> **WORK REQUIRED**
List each line of the data in which the string "Delay" appears.

> **EXERCISE INPUTS**
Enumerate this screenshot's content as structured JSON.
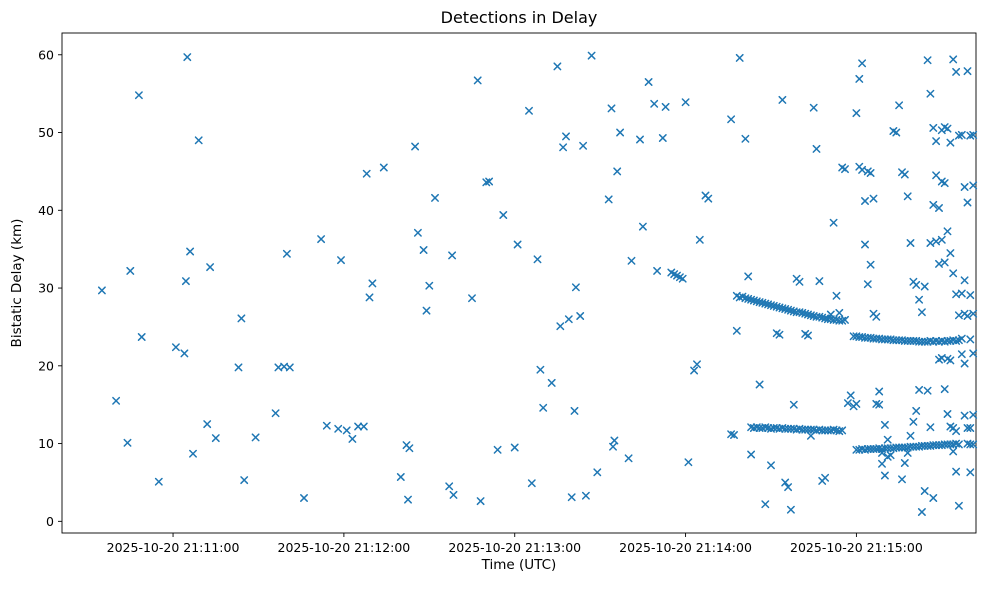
{
  "chart_data": {
    "type": "scatter",
    "title": "Detections in Delay",
    "xlabel": "Time (UTC)",
    "ylabel": "Bistatic Delay (km)",
    "marker": "x",
    "marker_color": "#1f77b4",
    "grid": false,
    "legend": "none",
    "x_encoding": "seconds after 2025-10-20 21:10:00 UTC",
    "xlim": [
      21,
      342
    ],
    "ylim": [
      -1.5,
      62.8
    ],
    "xticks": [
      {
        "t": 60,
        "label": "2025-10-20 21:11:00"
      },
      {
        "t": 120,
        "label": "2025-10-20 21:12:00"
      },
      {
        "t": 180,
        "label": "2025-10-20 21:13:00"
      },
      {
        "t": 240,
        "label": "2025-10-20 21:14:00"
      },
      {
        "t": 300,
        "label": "2025-10-20 21:15:00"
      }
    ],
    "yticks": [
      0,
      10,
      20,
      30,
      40,
      50,
      60
    ],
    "points": [
      [
        35,
        29.7
      ],
      [
        40,
        15.5
      ],
      [
        44,
        10.1
      ],
      [
        45,
        32.2
      ],
      [
        48,
        54.8
      ],
      [
        49,
        23.7
      ],
      [
        55,
        5.1
      ],
      [
        61,
        22.4
      ],
      [
        64,
        21.6
      ],
      [
        64.5,
        30.9
      ],
      [
        65,
        59.7
      ],
      [
        66,
        34.7
      ],
      [
        67,
        8.7
      ],
      [
        69,
        49
      ],
      [
        72,
        12.5
      ],
      [
        73,
        32.7
      ],
      [
        75,
        10.7
      ],
      [
        83,
        19.8
      ],
      [
        84,
        26.1
      ],
      [
        85,
        5.3
      ],
      [
        89,
        10.8
      ],
      [
        96,
        13.9
      ],
      [
        97,
        19.8
      ],
      [
        99,
        19.9
      ],
      [
        100,
        34.4
      ],
      [
        101,
        19.8
      ],
      [
        106,
        3
      ],
      [
        112,
        36.3
      ],
      [
        114,
        12.3
      ],
      [
        118,
        11.9
      ],
      [
        119,
        33.6
      ],
      [
        121,
        11.7
      ],
      [
        123,
        10.6
      ],
      [
        125,
        12.2
      ],
      [
        127,
        12.2
      ],
      [
        128,
        44.7
      ],
      [
        129,
        28.8
      ],
      [
        130,
        30.6
      ],
      [
        134,
        45.5
      ],
      [
        140,
        5.7
      ],
      [
        142,
        9.8
      ],
      [
        142.5,
        2.8
      ],
      [
        143,
        9.4
      ],
      [
        145,
        48.2
      ],
      [
        146,
        37.1
      ],
      [
        148,
        34.9
      ],
      [
        149,
        27.1
      ],
      [
        150,
        30.3
      ],
      [
        152,
        41.6
      ],
      [
        157,
        4.5
      ],
      [
        158,
        34.2
      ],
      [
        158.5,
        3.4
      ],
      [
        165,
        28.7
      ],
      [
        167,
        56.7
      ],
      [
        168,
        2.6
      ],
      [
        170,
        43.6
      ],
      [
        171,
        43.7
      ],
      [
        174,
        9.2
      ],
      [
        176,
        39.4
      ],
      [
        180,
        9.5
      ],
      [
        181,
        35.6
      ],
      [
        185,
        52.8
      ],
      [
        186,
        4.9
      ],
      [
        188,
        33.7
      ],
      [
        189,
        19.5
      ],
      [
        190,
        14.6
      ],
      [
        193,
        17.8
      ],
      [
        195,
        58.5
      ],
      [
        196,
        25.1
      ],
      [
        197,
        48.1
      ],
      [
        198,
        49.5
      ],
      [
        199,
        26
      ],
      [
        200,
        3.1
      ],
      [
        201,
        14.2
      ],
      [
        201.5,
        30.1
      ],
      [
        203,
        26.4
      ],
      [
        204,
        48.3
      ],
      [
        205,
        3.3
      ],
      [
        207,
        59.9
      ],
      [
        209,
        6.3
      ],
      [
        213,
        41.4
      ],
      [
        214,
        53.1
      ],
      [
        214.5,
        9.6
      ],
      [
        215,
        10.4
      ],
      [
        216,
        45
      ],
      [
        217,
        50
      ],
      [
        220,
        8.1
      ],
      [
        221,
        33.5
      ],
      [
        224,
        49.1
      ],
      [
        225,
        37.9
      ],
      [
        227,
        56.5
      ],
      [
        229,
        53.7
      ],
      [
        230,
        32.2
      ],
      [
        232,
        49.3
      ],
      [
        233,
        53.3
      ],
      [
        235,
        32
      ],
      [
        236,
        31.8
      ],
      [
        237,
        31.6
      ],
      [
        238,
        31.4
      ],
      [
        239,
        31.2
      ],
      [
        240,
        53.9
      ],
      [
        241,
        7.6
      ],
      [
        243,
        19.4
      ],
      [
        244,
        20.2
      ],
      [
        245,
        36.2
      ],
      [
        247,
        41.9
      ],
      [
        248,
        41.5
      ],
      [
        256,
        11.2
      ],
      [
        257,
        11.1
      ],
      [
        258,
        29
      ],
      [
        259,
        28.8
      ],
      [
        260,
        28.9
      ],
      [
        261,
        28.7
      ],
      [
        262,
        28.6
      ],
      [
        263,
        28.5
      ],
      [
        264,
        28.4
      ],
      [
        265,
        28.3
      ],
      [
        266,
        28.2
      ],
      [
        267,
        28.1
      ],
      [
        268,
        28
      ],
      [
        269,
        27.9
      ],
      [
        270,
        27.8
      ],
      [
        271,
        27.7
      ],
      [
        272,
        27.6
      ],
      [
        273,
        27.5
      ],
      [
        274,
        27.4
      ],
      [
        275,
        27.3
      ],
      [
        276,
        27.2
      ],
      [
        277,
        27.1
      ],
      [
        278,
        27
      ],
      [
        279,
        26.9
      ],
      [
        280,
        26.9
      ],
      [
        281,
        26.8
      ],
      [
        282,
        26.7
      ],
      [
        283,
        26.6
      ],
      [
        284,
        26.5
      ],
      [
        285,
        26.4
      ],
      [
        286,
        26.3
      ],
      [
        287,
        26.3
      ],
      [
        288,
        26.2
      ],
      [
        289,
        26.1
      ],
      [
        290,
        26
      ],
      [
        291,
        26
      ],
      [
        292,
        25.9
      ],
      [
        293,
        25.9
      ],
      [
        294,
        25.8
      ],
      [
        295,
        25.8
      ],
      [
        296,
        25.9
      ],
      [
        299,
        23.8
      ],
      [
        300,
        23.8
      ],
      [
        301,
        23.7
      ],
      [
        302,
        23.7
      ],
      [
        303,
        23.6
      ],
      [
        304,
        23.6
      ],
      [
        305,
        23.6
      ],
      [
        306,
        23.5
      ],
      [
        307,
        23.5
      ],
      [
        308,
        23.5
      ],
      [
        309,
        23.4
      ],
      [
        310,
        23.4
      ],
      [
        311,
        23.4
      ],
      [
        312,
        23.4
      ],
      [
        313,
        23.3
      ],
      [
        314,
        23.3
      ],
      [
        315,
        23.3
      ],
      [
        316,
        23.3
      ],
      [
        317,
        23.2
      ],
      [
        318,
        23.2
      ],
      [
        319,
        23.2
      ],
      [
        320,
        23.2
      ],
      [
        321,
        23.2
      ],
      [
        322,
        23.1
      ],
      [
        323,
        23.1
      ],
      [
        324,
        23.1
      ],
      [
        325,
        23.1
      ],
      [
        326,
        23.2
      ],
      [
        327,
        23.1
      ],
      [
        328,
        23.2
      ],
      [
        329,
        23.1
      ],
      [
        330,
        23.2
      ],
      [
        331,
        23.1
      ],
      [
        332,
        23.2
      ],
      [
        333,
        23.2
      ],
      [
        334,
        23.3
      ],
      [
        335,
        23.2
      ],
      [
        336,
        23.3
      ],
      [
        263,
        12.1
      ],
      [
        264,
        12
      ],
      [
        265,
        12.1
      ],
      [
        266,
        12
      ],
      [
        267,
        12
      ],
      [
        268,
        12.1
      ],
      [
        269,
        12
      ],
      [
        270,
        11.9
      ],
      [
        271,
        12
      ],
      [
        272,
        12
      ],
      [
        273,
        11.9
      ],
      [
        274,
        12
      ],
      [
        275,
        11.9
      ],
      [
        276,
        11.9
      ],
      [
        277,
        11.9
      ],
      [
        278,
        11.9
      ],
      [
        279,
        11.8
      ],
      [
        280,
        11.9
      ],
      [
        281,
        11.8
      ],
      [
        282,
        11.8
      ],
      [
        283,
        11.8
      ],
      [
        284,
        11.8
      ],
      [
        285,
        11.8
      ],
      [
        286,
        11.7
      ],
      [
        287,
        11.8
      ],
      [
        288,
        11.7
      ],
      [
        289,
        11.7
      ],
      [
        290,
        11.7
      ],
      [
        291,
        11.7
      ],
      [
        292,
        11.8
      ],
      [
        293,
        11.7
      ],
      [
        294,
        11.6
      ],
      [
        295,
        11.7
      ],
      [
        300,
        9.2
      ],
      [
        301,
        9.2
      ],
      [
        302,
        9.3
      ],
      [
        303,
        9.2
      ],
      [
        304,
        9.3
      ],
      [
        305,
        9.3
      ],
      [
        306,
        9.3
      ],
      [
        307,
        9.3
      ],
      [
        308,
        9.4
      ],
      [
        309,
        9.3
      ],
      [
        310,
        9.4
      ],
      [
        311,
        9.4
      ],
      [
        312,
        9.4
      ],
      [
        313,
        9.4
      ],
      [
        314,
        9.5
      ],
      [
        315,
        9.5
      ],
      [
        316,
        9.5
      ],
      [
        317,
        9.5
      ],
      [
        318,
        9.5
      ],
      [
        319,
        9.6
      ],
      [
        320,
        9.6
      ],
      [
        321,
        9.6
      ],
      [
        322,
        9.6
      ],
      [
        323,
        9.7
      ],
      [
        324,
        9.7
      ],
      [
        325,
        9.7
      ],
      [
        326,
        9.7
      ],
      [
        327,
        9.8
      ],
      [
        328,
        9.8
      ],
      [
        329,
        9.8
      ],
      [
        330,
        9.8
      ],
      [
        331,
        9.9
      ],
      [
        332,
        9.9
      ],
      [
        333,
        9.9
      ],
      [
        334,
        9.9
      ],
      [
        335,
        10
      ],
      [
        336,
        9.9
      ],
      [
        256,
        51.7
      ],
      [
        259,
        59.6
      ],
      [
        261,
        49.2
      ],
      [
        258,
        24.5
      ],
      [
        262,
        31.5
      ],
      [
        263,
        8.6
      ],
      [
        266,
        17.6
      ],
      [
        268,
        2.2
      ],
      [
        270,
        7.2
      ],
      [
        272,
        24.2
      ],
      [
        273,
        24
      ],
      [
        274,
        54.2
      ],
      [
        275,
        5
      ],
      [
        276,
        4.4
      ],
      [
        277,
        1.5
      ],
      [
        278,
        15
      ],
      [
        279,
        31.2
      ],
      [
        280,
        30.8
      ],
      [
        282,
        24.1
      ],
      [
        283,
        23.9
      ],
      [
        284,
        11
      ],
      [
        285,
        53.2
      ],
      [
        286,
        47.9
      ],
      [
        287,
        30.9
      ],
      [
        288,
        5.2
      ],
      [
        289,
        5.6
      ],
      [
        291,
        26.6
      ],
      [
        292,
        38.4
      ],
      [
        293,
        29
      ],
      [
        294,
        26.8
      ],
      [
        295,
        45.5
      ],
      [
        296,
        45.3
      ],
      [
        297,
        15.2
      ],
      [
        298,
        16.2
      ],
      [
        299,
        14.8
      ],
      [
        300,
        15.1
      ],
      [
        301,
        45.6
      ],
      [
        302,
        45.2
      ],
      [
        303,
        41.2
      ],
      [
        304,
        45
      ],
      [
        305,
        44.8
      ],
      [
        306,
        41.5
      ],
      [
        307,
        15.1
      ],
      [
        308,
        15
      ],
      [
        309,
        8.8
      ],
      [
        310,
        12.4
      ],
      [
        311,
        10.5
      ],
      [
        312,
        8.5
      ],
      [
        300,
        52.5
      ],
      [
        301,
        56.9
      ],
      [
        302,
        58.9
      ],
      [
        303,
        35.6
      ],
      [
        304,
        30.5
      ],
      [
        305,
        33
      ],
      [
        306,
        26.7
      ],
      [
        307,
        26.3
      ],
      [
        308,
        16.7
      ],
      [
        309,
        7.4
      ],
      [
        310,
        5.9
      ],
      [
        311,
        8.3
      ],
      [
        313,
        50.2
      ],
      [
        314,
        50
      ],
      [
        315,
        53.5
      ],
      [
        316,
        44.9
      ],
      [
        317,
        44.6
      ],
      [
        318,
        41.8
      ],
      [
        319,
        35.8
      ],
      [
        320,
        30.8
      ],
      [
        321,
        30.4
      ],
      [
        322,
        28.5
      ],
      [
        323,
        1.2
      ],
      [
        324,
        3.9
      ],
      [
        325,
        59.3
      ],
      [
        326,
        55
      ],
      [
        327,
        50.6
      ],
      [
        328,
        48.9
      ],
      [
        329,
        40.3
      ],
      [
        330,
        36.2
      ],
      [
        331,
        33.3
      ],
      [
        332,
        20.9
      ],
      [
        333,
        20.7
      ],
      [
        334,
        12
      ],
      [
        335,
        11.6
      ],
      [
        336,
        2
      ],
      [
        325,
        16.8
      ],
      [
        326,
        12.1
      ],
      [
        327,
        3
      ],
      [
        328,
        36
      ],
      [
        329,
        33.1
      ],
      [
        330,
        43.7
      ],
      [
        331,
        43.5
      ],
      [
        332,
        37.3
      ],
      [
        333,
        34.5
      ],
      [
        334,
        31.9
      ],
      [
        335,
        29.2
      ],
      [
        336,
        26.5
      ],
      [
        337,
        21.5
      ],
      [
        338,
        13.6
      ],
      [
        339,
        10
      ],
      [
        340,
        6.3
      ],
      [
        336,
        49.6
      ],
      [
        337,
        49.7
      ],
      [
        338,
        43
      ],
      [
        339,
        41
      ],
      [
        340,
        29.1
      ],
      [
        341,
        26.7
      ],
      [
        335,
        57.8
      ],
      [
        334,
        59.4
      ],
      [
        333,
        48.7
      ],
      [
        332,
        50.5
      ],
      [
        337,
        23.5
      ],
      [
        338,
        20.3
      ],
      [
        339,
        12
      ],
      [
        340,
        9.9
      ],
      [
        341,
        43.2
      ],
      [
        330,
        50.3
      ],
      [
        331,
        50.7
      ],
      [
        328,
        44.5
      ],
      [
        327,
        40.7
      ],
      [
        326,
        35.8
      ],
      [
        324,
        30.2
      ],
      [
        323,
        26.9
      ],
      [
        322,
        16.9
      ],
      [
        321,
        14.2
      ],
      [
        320,
        12.8
      ],
      [
        319,
        11
      ],
      [
        318,
        8.8
      ],
      [
        317,
        7.5
      ],
      [
        316,
        5.4
      ],
      [
        329,
        20.8
      ],
      [
        330,
        21
      ],
      [
        331,
        17
      ],
      [
        332,
        13.8
      ],
      [
        333,
        12.2
      ],
      [
        334,
        9
      ],
      [
        335,
        6.4
      ],
      [
        339,
        57.9
      ],
      [
        340,
        49.6
      ],
      [
        341,
        49.7
      ],
      [
        338,
        31
      ],
      [
        337,
        29.3
      ],
      [
        340,
        23.4
      ],
      [
        341,
        21.6
      ],
      [
        339,
        26.4
      ],
      [
        338,
        26.7
      ],
      [
        341,
        9.9
      ],
      [
        340,
        12
      ],
      [
        341,
        13.7
      ]
    ]
  }
}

> **SOLUTION TO THE EXERCISE**
    "title": "Detections in Delay",
    "ylabel": "Bistatic Delay (km)",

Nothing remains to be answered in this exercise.